## Texto mostrado
>>>
# Magia General > Lo Mejor y lo peor >  Atrosphere Mini

## Daniel

Nombre: Atrosphere Mini

Se pude comprar en: www.tiendamagia.com

Precio: 7.99 €

Creador: ?

Examinable: No, como todas las bolas flotantes

Dificultad: Nada mas abrir la caja lo ejecute, pero como siempre hay que ensayar, esto no es la "purga benito"

Puntaje de 1 a 10: 8. Muy Bueno. Buen producto en el cual invertir tu dinero. 


Efecto Bola que flota con pañuelo transparente

Comentarios Un efecto buenisimo, yo lo llamaría " La bola zombie 2 " claro, sólo son opiniones mias. La bola flota haciendo circunferencias. Muy bonito el efecto, ya que al ser el pañuelo transparente, no cabe la idea en el espectador del gimmick.

----------


## jido

Hola Daniel.
Me ha intersado mucho tu comentario. Hace poco adquirí la bola zoombie y es imejorable. Ahunque exije mucha práctica. Hace un mes que estoy practicando a mis ratos libres y ahun no me considero preparado para exibirlo.
<<<
## Reto 1
Actualiza el fragmento del hilo sobre el Atrosphere Mini que va desde "Puntaje de 1" hasta "Hola Daniel.", ambos incluidos, poniendo "público" en lugar de "espectador".
## Reto 2
Continúa el hilo del foro sobre el Atrosphere Mini a partir del punto en que termina.

## Datos registrados
>>>
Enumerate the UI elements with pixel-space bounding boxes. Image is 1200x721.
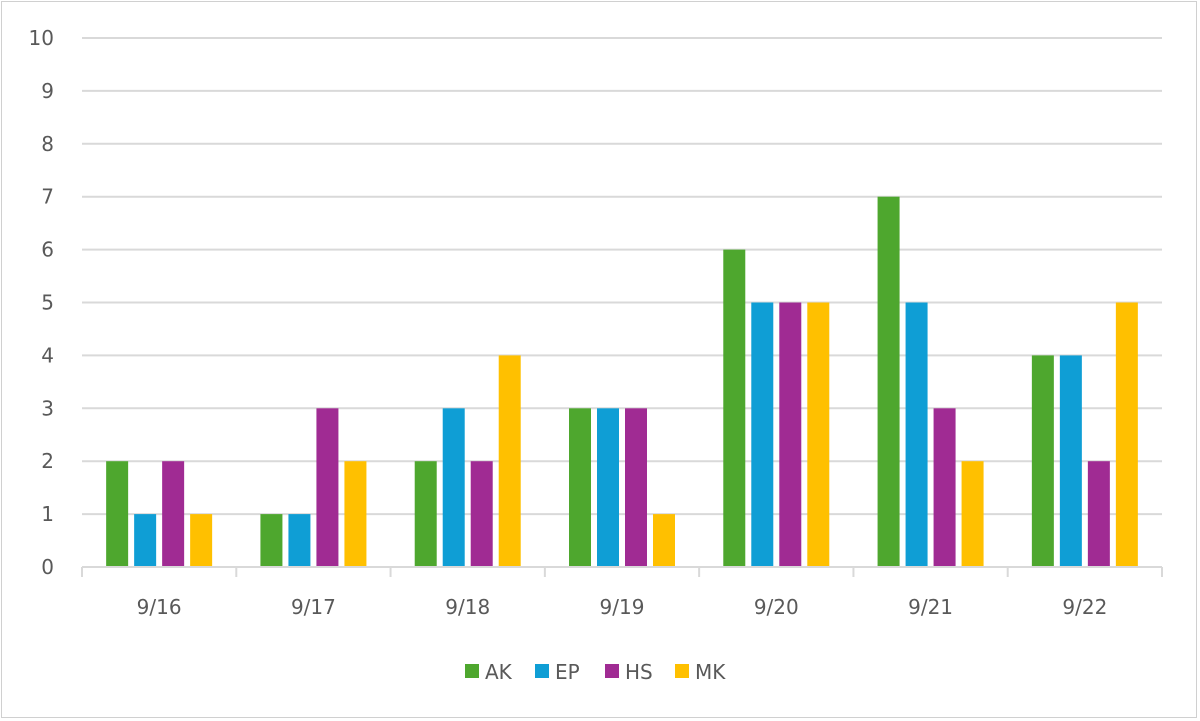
bar-hs-9-20 xyxy=(779,302,802,567)
y-tick-label: 10 xyxy=(29,26,54,50)
legend-item-ak: AK xyxy=(465,660,513,684)
legend-swatch xyxy=(535,664,549,678)
bar-ep-9-20 xyxy=(751,302,774,567)
bar-hs-9-18 xyxy=(470,461,493,567)
bar-mk-9-22 xyxy=(1115,302,1138,567)
bar-hs-9-17 xyxy=(316,408,339,567)
bar-ep-9-19 xyxy=(597,408,619,567)
bar-ak-9-19 xyxy=(569,408,591,567)
legend-swatch xyxy=(605,664,619,678)
bar-ak-9-20 xyxy=(723,249,746,567)
legend-item-ep: EP xyxy=(535,660,580,684)
legend-item-mk: MK xyxy=(675,660,726,684)
gridlines xyxy=(82,37,1162,516)
bar-hs-9-21 xyxy=(933,408,956,567)
y-tick-label: 5 xyxy=(41,291,54,315)
bar-ep-9-22 xyxy=(1059,355,1082,567)
bar-ak-9-17 xyxy=(260,514,283,567)
x-tick-label: 9/17 xyxy=(291,595,336,619)
bar-hs-9-22 xyxy=(1087,461,1110,567)
y-tick-label: 0 xyxy=(41,555,54,579)
y-tick-label: 3 xyxy=(41,396,54,420)
bar-ep-9-16 xyxy=(134,514,157,567)
y-axis-tick-labels: 0 1 2 3 4 5 6 7 8 9 10 xyxy=(29,26,54,579)
x-tick-label: 9/20 xyxy=(754,595,799,619)
legend-label: MK xyxy=(695,660,726,684)
legend-item-hs: HS xyxy=(605,660,653,684)
x-tick-label: 9/19 xyxy=(600,595,645,619)
y-tick-label: 1 xyxy=(41,502,54,526)
x-tick-label: 9/18 xyxy=(445,595,490,619)
bar-ak-9-16 xyxy=(106,461,129,567)
bar-mk-9-18 xyxy=(498,355,521,567)
bar-ep-9-17 xyxy=(288,514,311,567)
y-tick-label: 8 xyxy=(41,132,54,156)
x-tick-label: 9/22 xyxy=(1062,595,1107,619)
legend-swatch xyxy=(465,664,479,678)
bar-mk-9-20 xyxy=(807,302,830,567)
legend: AK EP HS MK xyxy=(465,660,726,684)
bars xyxy=(106,196,1138,567)
y-tick-label: 4 xyxy=(41,343,54,367)
x-tick-label: 9/16 xyxy=(137,595,182,619)
x-tick-label: 9/21 xyxy=(908,595,953,619)
legend-label: HS xyxy=(625,660,653,684)
y-tick-label: 6 xyxy=(41,238,54,262)
y-tick-label: 9 xyxy=(41,79,54,103)
legend-label: AK xyxy=(485,660,513,684)
x-axis-tick-labels: 9/16 9/17 9/18 9/19 9/20 9/21 9/22 xyxy=(137,595,1108,619)
bar-ak-9-22 xyxy=(1031,355,1054,567)
bar-ep-9-21 xyxy=(905,302,928,567)
legend-label: EP xyxy=(555,660,580,684)
bar-mk-9-21 xyxy=(961,461,984,567)
bar-mk-9-17 xyxy=(344,461,367,567)
y-tick-label: 2 xyxy=(41,449,54,473)
bar-hs-9-19 xyxy=(625,408,647,567)
y-tick-label: 7 xyxy=(41,185,54,209)
bar-hs-9-16 xyxy=(162,461,185,567)
bar-ak-9-18 xyxy=(414,461,437,567)
legend-swatch xyxy=(675,664,689,678)
bar-mk-9-19 xyxy=(653,514,675,567)
x-axis xyxy=(81,566,1163,577)
bar-mk-9-16 xyxy=(190,514,213,567)
bar-ak-9-21 xyxy=(877,196,900,567)
bar-ep-9-18 xyxy=(442,408,465,567)
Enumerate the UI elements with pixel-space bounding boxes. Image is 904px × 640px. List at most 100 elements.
<<<
## Resultado 1
Puntaje de 1 a 10: 8. Muy Bueno. Buen producto en el cual invertir tu dinero. 


Efecto Bola que flota con pañuelo transparente

Comentarios Un efecto buenisimo, yo lo llamaría " La bola zombie 2 " claro, sólo son opiniones mias. La bola flota haciendo circunferencias. Muy bonito el efecto, ya que al ser el pañuelo transparente, no cabe la idea en el público del gimmick.

----------


## jido

Hola Daniel.

## Resultado 2
¿Este efecto que comentas también presenta mucha dificultad?
¿Y permite tantos movimientos como la bola zoombie?

Muchas gracias, pues seguramente lo querré adquirir!

Que seas feliz!

----------


## Daniel

Bueno amigo, siento desilusionarte, pero por lo de los movimientos, son escasos, mas bien sólo hace circunferencias que pueden verse a través del pañuelo, quizá algún salto para que pase delante, un par de circunferencias y otra vez salto hacia atrás. Lo he probado delante del espejo y no se ve el secreto. Tambien está nuestra imaginación y quiza ensayando le saqué más jugo, recuerda que acabo de adquirirla. Dificultad, casi nula por no decir nula. Ideal para empezar a hacer volar bolas! jeje

Venga un abrazo! 

Salud!!!

----------


## jido

Muchas gracias Daniel.
Pues sin duda y viendo tu explicación no tardaré en adquirirlo. Creo que puede ser un buen comienzo antes de poner en escena la bola zoombie.
Que seas feliz !

----------


## Daniel

Ah! una cosilla Jido, que se me habia olvidado! si tienes la bola zombie, te recomiendo sobradamente que adquieras el libro: "La bola Zombie, una nueva dimension" de Antonio Ferragut de la editorial CYMYS Barcelona, sin duda una obra maestra sobre la bola Zombie!

----------


## jido

Gracias Daniel!!
Mira por donde estaba buscando algun video o algun dvd para realizar varias rutinas y me has dado la solución. Muchas gracias !
buf.... fe echo la bola (en mi opinión) es uno de los mayores logros de la magia!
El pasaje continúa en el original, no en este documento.